---- RECORDS PROVIDED
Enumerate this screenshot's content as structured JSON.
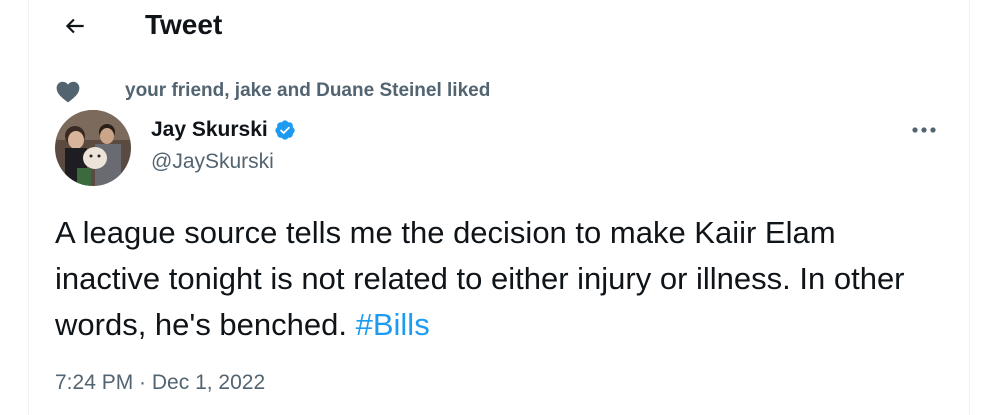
{
  "header": {
    "title": "Tweet",
    "back_icon": "arrow-left-icon"
  },
  "social_context": {
    "icon": "heart-icon",
    "text": "your friend, jake and Duane Steinel liked"
  },
  "author": {
    "display_name": "Jay Skurski",
    "handle": "@JaySkurski",
    "verified_icon": "verified-badge-icon"
  },
  "tweet": {
    "text_part1": "A league source tells me the decision to make Kaiir Elam inactive tonight is not related to either injury or illness. In other words, he's benched. ",
    "hashtag": "#Bills",
    "time": "7:24 PM",
    "separator": " · ",
    "date": "Dec 1, 2022"
  },
  "colors": {
    "accent": "#1d9bf0",
    "text": "#0f1419",
    "secondary": "#536471"
  }
}
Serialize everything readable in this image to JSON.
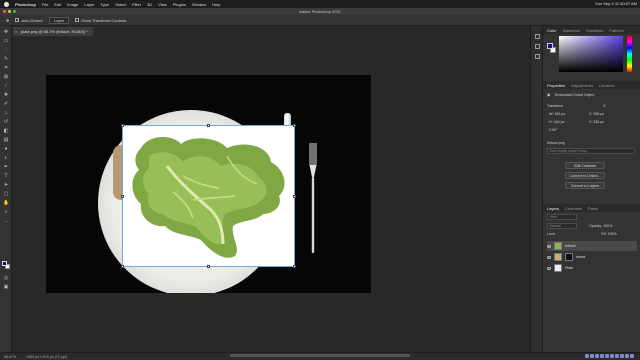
{
  "menubar": {
    "app_name": "Photoshop",
    "items": [
      "File",
      "Edit",
      "Image",
      "Layer",
      "Type",
      "Select",
      "Filter",
      "3D",
      "View",
      "Plugins",
      "Window",
      "Help"
    ],
    "clock": "Sun Sep 4  11:40:57 AM"
  },
  "window": {
    "title": "Adobe Photoshop 2021"
  },
  "options": {
    "auto_select_label": "Auto-Select:",
    "auto_select_value": "Layer",
    "show_transform_label": "Show Transform Controls"
  },
  "document": {
    "tab_label": "plate.png @ 66.7% (lettuce, RGB/8) *"
  },
  "panels": {
    "color_tabs": [
      "Color",
      "Swatches",
      "Gradients",
      "Patterns"
    ],
    "properties_tabs": [
      "Properties",
      "Adjustments",
      "Libraries"
    ],
    "object_type": "Embedded Smart Object",
    "transform_heading": "Transform",
    "w": "W: 181 px",
    "h": "H: 344 px",
    "x": "X: 936 px",
    "y": "Y: 238 px",
    "angle": "0.00°",
    "file_name": "lettuce.png",
    "layer_comp_placeholder": "Don't Apply Layer Comp",
    "edit_contents": "Edit Contents",
    "convert_linked": "Convert to Linked...",
    "convert_layers": "Convert to Layers",
    "layers_tabs": [
      "Layers",
      "Channels",
      "Paths"
    ],
    "kind_filter": "Kind",
    "blend_mode": "Normal",
    "opacity": "Opacity: 100%",
    "lock_label": "Lock:",
    "fill": "Fill: 100%",
    "layers": [
      {
        "name": "lettuce",
        "selected": true
      },
      {
        "name": "bread",
        "selected": false
      },
      {
        "name": "Plate",
        "selected": false
      }
    ]
  },
  "status": {
    "zoom": "66.67%",
    "doc_info": "1463 px x 976 px (72 ppi)"
  }
}
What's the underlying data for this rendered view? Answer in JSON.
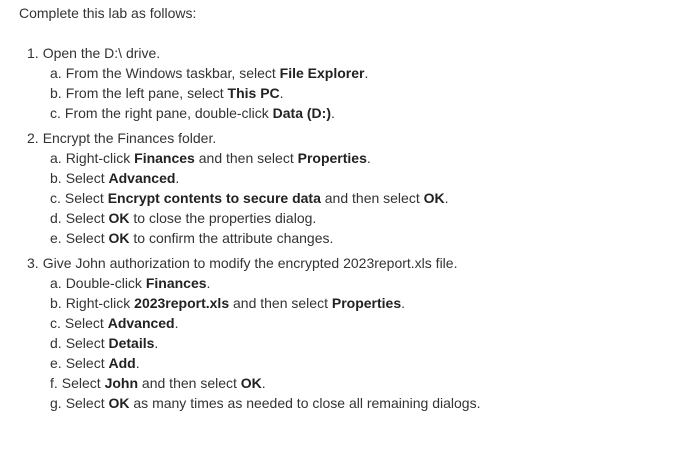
{
  "intro": "Complete this lab as follows:",
  "steps": [
    {
      "num": "1.",
      "text": "Open the D:\\ drive.",
      "substeps": [
        {
          "num": "a.",
          "parts": [
            {
              "t": "From the Windows taskbar, select "
            },
            {
              "t": "File Explorer",
              "b": true
            },
            {
              "t": "."
            }
          ]
        },
        {
          "num": "b.",
          "parts": [
            {
              "t": "From the left pane, select "
            },
            {
              "t": "This PC",
              "b": true
            },
            {
              "t": "."
            }
          ]
        },
        {
          "num": "c.",
          "parts": [
            {
              "t": "From the right pane, double-click "
            },
            {
              "t": "Data (D:)",
              "b": true
            },
            {
              "t": "."
            }
          ]
        }
      ]
    },
    {
      "num": "2.",
      "text": "Encrypt the Finances folder.",
      "substeps": [
        {
          "num": "a.",
          "parts": [
            {
              "t": "Right-click "
            },
            {
              "t": "Finances",
              "b": true
            },
            {
              "t": " and then select "
            },
            {
              "t": "Properties",
              "b": true
            },
            {
              "t": "."
            }
          ]
        },
        {
          "num": "b.",
          "parts": [
            {
              "t": "Select "
            },
            {
              "t": "Advanced",
              "b": true
            },
            {
              "t": "."
            }
          ]
        },
        {
          "num": "c.",
          "parts": [
            {
              "t": "Select "
            },
            {
              "t": "Encrypt contents to secure data",
              "b": true
            },
            {
              "t": " and then select "
            },
            {
              "t": "OK",
              "b": true
            },
            {
              "t": "."
            }
          ]
        },
        {
          "num": "d.",
          "parts": [
            {
              "t": "Select "
            },
            {
              "t": "OK",
              "b": true
            },
            {
              "t": " to close the properties dialog."
            }
          ]
        },
        {
          "num": "e.",
          "parts": [
            {
              "t": "Select "
            },
            {
              "t": "OK",
              "b": true
            },
            {
              "t": " to confirm the attribute changes."
            }
          ]
        }
      ]
    },
    {
      "num": "3.",
      "text": "Give John authorization to modify the encrypted 2023report.xls file.",
      "substeps": [
        {
          "num": "a.",
          "parts": [
            {
              "t": "Double-click "
            },
            {
              "t": "Finances",
              "b": true
            },
            {
              "t": "."
            }
          ]
        },
        {
          "num": "b.",
          "parts": [
            {
              "t": "Right-click "
            },
            {
              "t": "2023report.xls",
              "b": true
            },
            {
              "t": " and then select "
            },
            {
              "t": "Properties",
              "b": true
            },
            {
              "t": "."
            }
          ]
        },
        {
          "num": "c.",
          "parts": [
            {
              "t": "Select "
            },
            {
              "t": "Advanced",
              "b": true
            },
            {
              "t": "."
            }
          ]
        },
        {
          "num": "d.",
          "parts": [
            {
              "t": "Select "
            },
            {
              "t": "Details",
              "b": true
            },
            {
              "t": "."
            }
          ]
        },
        {
          "num": "e.",
          "parts": [
            {
              "t": "Select "
            },
            {
              "t": "Add",
              "b": true
            },
            {
              "t": "."
            }
          ]
        },
        {
          "num": "f.",
          "parts": [
            {
              "t": "Select "
            },
            {
              "t": "John",
              "b": true
            },
            {
              "t": " and then select "
            },
            {
              "t": "OK",
              "b": true
            },
            {
              "t": "."
            }
          ]
        },
        {
          "num": "g.",
          "parts": [
            {
              "t": "Select "
            },
            {
              "t": "OK",
              "b": true
            },
            {
              "t": " as many times as needed to close all remaining dialogs."
            }
          ]
        }
      ]
    }
  ]
}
--------
Quote all the lines above exactly as given. Do not include the pictures.

Enumerate this screenshot's content as structured JSON.
{
  "header": {
    "title": "Tweet",
    "back_icon": "arrow-left-icon"
  },
  "social_context": {
    "icon": "heart-icon",
    "text": "your friend, jake and Duane Steinel liked"
  },
  "author": {
    "display_name": "Jay Skurski",
    "handle": "@JaySkurski",
    "verified_icon": "verified-badge-icon"
  },
  "tweet": {
    "text_part1": "A league source tells me the decision to make Kaiir Elam inactive tonight is not related to either injury or illness. In other words, he's benched. ",
    "hashtag": "#Bills",
    "time": "7:24 PM",
    "separator": " · ",
    "date": "Dec 1, 2022"
  },
  "colors": {
    "accent": "#1d9bf0",
    "text": "#0f1419",
    "secondary": "#536471"
  }
}
Serialize everything readable in this image to JSON.
{
  "menubar": {
    "app_name": "Photoshop",
    "items": [
      "File",
      "Edit",
      "Image",
      "Layer",
      "Type",
      "Select",
      "Filter",
      "3D",
      "View",
      "Plugins",
      "Window",
      "Help"
    ],
    "clock": "Sun Sep 4  11:40:57 AM"
  },
  "window": {
    "title": "Adobe Photoshop 2021"
  },
  "options": {
    "auto_select_label": "Auto-Select:",
    "auto_select_value": "Layer",
    "show_transform_label": "Show Transform Controls"
  },
  "document": {
    "tab_label": "plate.png @ 66.7% (lettuce, RGB/8) *"
  },
  "panels": {
    "color_tabs": [
      "Color",
      "Swatches",
      "Gradients",
      "Patterns"
    ],
    "properties_tabs": [
      "Properties",
      "Adjustments",
      "Libraries"
    ],
    "object_type": "Embedded Smart Object",
    "transform_heading": "Transform",
    "w": "W: 181 px",
    "h": "H: 344 px",
    "x": "X: 936 px",
    "y": "Y: 238 px",
    "angle": "0.00°",
    "file_name": "lettuce.png",
    "layer_comp_placeholder": "Don't Apply Layer Comp",
    "edit_contents": "Edit Contents",
    "convert_linked": "Convert to Linked...",
    "convert_layers": "Convert to Layers",
    "layers_tabs": [
      "Layers",
      "Channels",
      "Paths"
    ],
    "kind_filter": "Kind",
    "blend_mode": "Normal",
    "opacity": "Opacity: 100%",
    "lock_label": "Lock:",
    "fill": "Fill: 100%",
    "layers": [
      {
        "name": "lettuce",
        "selected": true
      },
      {
        "name": "bread",
        "selected": false
      },
      {
        "name": "Plate",
        "selected": false
      }
    ]
  },
  "status": {
    "zoom": "66.67%",
    "doc_info": "1463 px x 976 px (72 ppi)"
  }
}
What's the underlying data for this rendered view? Answer in JSON.
{
  "intro": "Complete this lab as follows:",
  "steps": [
    {
      "num": "1.",
      "text": "Open the D:\\ drive.",
      "substeps": [
        {
          "num": "a.",
          "parts": [
            {
              "t": "From the Windows taskbar, select "
            },
            {
              "t": "File Explorer",
              "b": true
            },
            {
              "t": "."
            }
          ]
        },
        {
          "num": "b.",
          "parts": [
            {
              "t": "From the left pane, select "
            },
            {
              "t": "This PC",
              "b": true
            },
            {
              "t": "."
            }
          ]
        },
        {
          "num": "c.",
          "parts": [
            {
              "t": "From the right pane, double-click "
            },
            {
              "t": "Data (D:)",
              "b": true
            },
            {
              "t": "."
            }
          ]
        }
      ]
    },
    {
      "num": "2.",
      "text": "Encrypt the Finances folder.",
      "substeps": [
        {
          "num": "a.",
          "parts": [
            {
              "t": "Right-click "
            },
            {
              "t": "Finances",
              "b": true
            },
            {
              "t": " and then select "
            },
            {
              "t": "Properties",
              "b": true
            },
            {
              "t": "."
            }
          ]
        },
        {
          "num": "b.",
          "parts": [
            {
              "t": "Select "
            },
            {
              "t": "Advanced",
              "b": true
            },
            {
              "t": "."
            }
          ]
        },
        {
          "num": "c.",
          "parts": [
            {
              "t": "Select "
            },
            {
              "t": "Encrypt contents to secure data",
              "b": true
            },
            {
              "t": " and then select "
            },
            {
              "t": "OK",
              "b": true
            },
            {
              "t": "."
            }
          ]
        },
        {
          "num": "d.",
          "parts": [
            {
              "t": "Select "
            },
            {
              "t": "OK",
              "b": true
            },
            {
              "t": " to close the properties dialog."
            }
          ]
        },
        {
          "num": "e.",
          "parts": [
            {
              "t": "Select "
            },
            {
              "t": "OK",
              "b": true
            },
            {
              "t": " to confirm the attribute changes."
            }
          ]
        }
      ]
    },
    {
      "num": "3.",
      "text": "Give John authorization to modify the encrypted 2023report.xls file.",
      "substeps": [
        {
          "num": "a.",
          "parts": [
            {
              "t": "Double-click "
            },
            {
              "t": "Finances",
              "b": true
            },
            {
              "t": "."
            }
          ]
        },
        {
          "num": "b.",
          "parts": [
            {
              "t": "Right-click "
            },
            {
              "t": "2023report.xls",
              "b": true
            },
            {
              "t": " and then select "
            },
            {
              "t": "Properties",
              "b": true
            },
            {
              "t": "."
            }
          ]
        },
        {
          "num": "c.",
          "parts": [
            {
              "t": "Select "
            },
            {
              "t": "Advanced",
              "b": true
            },
            {
              "t": "."
            }
          ]
        },
        {
          "num": "d.",
          "parts": [
            {
              "t": "Select "
            },
            {
              "t": "Details",
              "b": true
            },
            {
              "t": "."
            }
          ]
        },
        {
          "num": "e.",
          "parts": [
            {
              "t": "Select "
            },
            {
              "t": "Add",
              "b": true
            },
            {
              "t": "."
            }
          ]
        },
        {
          "num": "f.",
          "parts": [
            {
              "t": "Select "
            },
            {
              "t": "John",
              "b": true
            },
            {
              "t": " and then select "
            },
            {
              "t": "OK",
              "b": true
            },
            {
              "t": "."
            }
          ]
        },
        {
          "num": "g.",
          "parts": [
            {
              "t": "Select "
            },
            {
              "t": "OK",
              "b": true
            },
            {
              "t": " as many times as needed to close all remaining dialogs."
            }
          ]
        }
      ]
    }
  ]
}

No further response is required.